Written task
Report all lines holding "Menu".

Data excerpts
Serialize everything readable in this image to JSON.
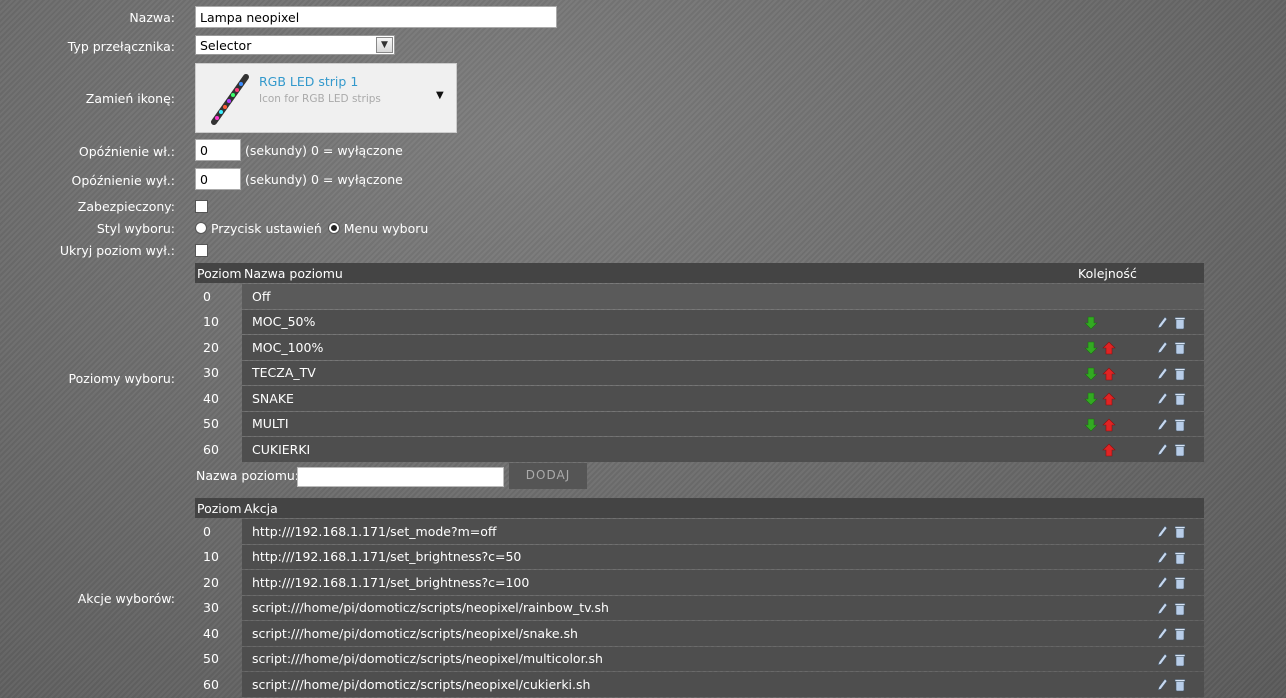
{
  "form": {
    "name_label": "Nazwa:",
    "name_value": "Lampa neopixel",
    "switch_type_label": "Typ przełącznika:",
    "switch_type_value": "Selector",
    "icon_label": "Zamień ikonę:",
    "icon_title": "RGB LED strip 1",
    "icon_subtitle": "Icon for RGB LED strips",
    "on_delay_label": "Opóźnienie wł.:",
    "on_delay_value": "0",
    "on_delay_hint": "(sekundy) 0 = wyłączone",
    "off_delay_label": "Opóźnienie wył.:",
    "off_delay_value": "0",
    "off_delay_hint": "(sekundy) 0 = wyłączone",
    "protected_label": "Zabezpieczony:",
    "style_label": "Styl wyboru:",
    "style_option_1": "Przycisk ustawień",
    "style_option_2": "Menu wyboru",
    "style_selected": "Menu wyboru",
    "hide_off_label": "Ukryj poziom wył.:",
    "levels_label": "Poziomy wyboru:",
    "actions_label": "Akcje wyborów:"
  },
  "levels_table": {
    "headers": [
      "Poziom",
      "Nazwa poziomu",
      "Kolejność"
    ],
    "rows": [
      {
        "level": "0",
        "name": "Off",
        "down": false,
        "up": false,
        "edit": false
      },
      {
        "level": "10",
        "name": "MOC_50%",
        "down": true,
        "up": false,
        "edit": true
      },
      {
        "level": "20",
        "name": "MOC_100%",
        "down": true,
        "up": true,
        "edit": true
      },
      {
        "level": "30",
        "name": "TECZA_TV",
        "down": true,
        "up": true,
        "edit": true
      },
      {
        "level": "40",
        "name": "SNAKE",
        "down": true,
        "up": true,
        "edit": true
      },
      {
        "level": "50",
        "name": "MULTI",
        "down": true,
        "up": true,
        "edit": true
      },
      {
        "level": "60",
        "name": "CUKIERKI",
        "down": false,
        "up": true,
        "edit": true
      }
    ],
    "add_label": "Nazwa poziomu:",
    "add_placeholder": "",
    "add_button": "DODAJ"
  },
  "actions_table": {
    "headers": [
      "Poziom",
      "Akcja"
    ],
    "rows": [
      {
        "level": "0",
        "action": "http:///192.168.1.171/set_mode?m=off"
      },
      {
        "level": "10",
        "action": "http:///192.168.1.171/set_brightness?c=50"
      },
      {
        "level": "20",
        "action": "http:///192.168.1.171/set_brightness?c=100"
      },
      {
        "level": "30",
        "action": "script:///home/pi/domoticz/scripts/neopixel/rainbow_tv.sh"
      },
      {
        "level": "40",
        "action": "script:///home/pi/domoticz/scripts/neopixel/snake.sh"
      },
      {
        "level": "50",
        "action": "script:///home/pi/domoticz/scripts/neopixel/multicolor.sh"
      },
      {
        "level": "60",
        "action": "script:///home/pi/domoticz/scripts/neopixel/cukierki.sh"
      }
    ]
  },
  "colors": {
    "accent": "#3399cc",
    "down_arrow": "#33aa22",
    "up_arrow": "#dd2222",
    "row_bg": "#4e4e4e",
    "header_bg": "#444444"
  },
  "icons": {
    "down": "arrow-down-icon",
    "up": "arrow-up-icon",
    "edit": "pencil-icon",
    "delete": "trash-icon"
  }
}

Completed exercise
    "style_option_2": "Menu wyboru",
    "style_selected": "Menu wyboru",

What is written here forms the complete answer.